• _Aim of the exercise_
Restate all of the data exactly.

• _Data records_
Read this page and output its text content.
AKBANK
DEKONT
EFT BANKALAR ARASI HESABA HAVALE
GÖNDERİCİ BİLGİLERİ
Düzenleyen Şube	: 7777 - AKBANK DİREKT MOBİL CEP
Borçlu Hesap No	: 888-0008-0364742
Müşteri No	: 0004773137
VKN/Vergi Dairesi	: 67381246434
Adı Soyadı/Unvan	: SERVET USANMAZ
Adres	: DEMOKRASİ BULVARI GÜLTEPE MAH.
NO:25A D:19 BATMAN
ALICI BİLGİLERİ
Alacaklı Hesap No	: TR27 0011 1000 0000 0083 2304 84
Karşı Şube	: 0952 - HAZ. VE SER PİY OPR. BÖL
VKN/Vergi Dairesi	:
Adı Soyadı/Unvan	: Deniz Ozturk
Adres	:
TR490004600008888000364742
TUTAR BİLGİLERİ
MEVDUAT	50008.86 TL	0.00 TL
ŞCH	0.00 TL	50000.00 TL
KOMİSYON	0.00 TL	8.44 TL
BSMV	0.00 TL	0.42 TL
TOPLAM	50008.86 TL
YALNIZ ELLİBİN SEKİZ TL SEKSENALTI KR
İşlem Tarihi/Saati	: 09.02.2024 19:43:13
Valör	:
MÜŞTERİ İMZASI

• _Problem solution_
Read this page and output its text content.
AKBANK
DEKONT
EFT BANKALAR ARASI HESABA HAVALE
GÖNDERİCİ BİLGİLERİ
Düzenleyen Şube	: 7777 - AKBANK DİREKT MOBİL CEP
Borçlu Hesap No	: 888-0008-0364742
Müşteri No	: 0004773137
VKN/Vergi Dairesi	: 67381246434
Adı Soyadı/Unvan	: SERVET USANMAZ
Adres	: DEMOKRASİ BULVARI GÜLTEPE MAH.
NO:25A D:19 BATMAN
ALICI BİLGİLERİ
Alacaklı Hesap No	: TR27 0011 1000 0000 0083 2304 84
Karşı Şube	: 0952 - HAZ. VE SER PİY OPR. BÖL
VKN/Vergi Dairesi	:
Adı Soyadı/Unvan	: Deniz Ozturk
Adres	:
TR490004600008888000364742
TUTAR BİLGİLERİ
MEVDUAT	50008.86 TL	0.00 TL
ŞCH	0.00 TL	50000.00 TL
KOMİSYON	0.00 TL	8.44 TL
BSMV	0.00 TL	0.42 TL
TOPLAM	50008.86 TL
YALNIZ ELLİBİN SEKİZ TL SEKSENALTI KR
İşlem Tarihi/Saati	: 09.02.2024 19:43:13
Valör	:
MÜŞTERİ İMZASI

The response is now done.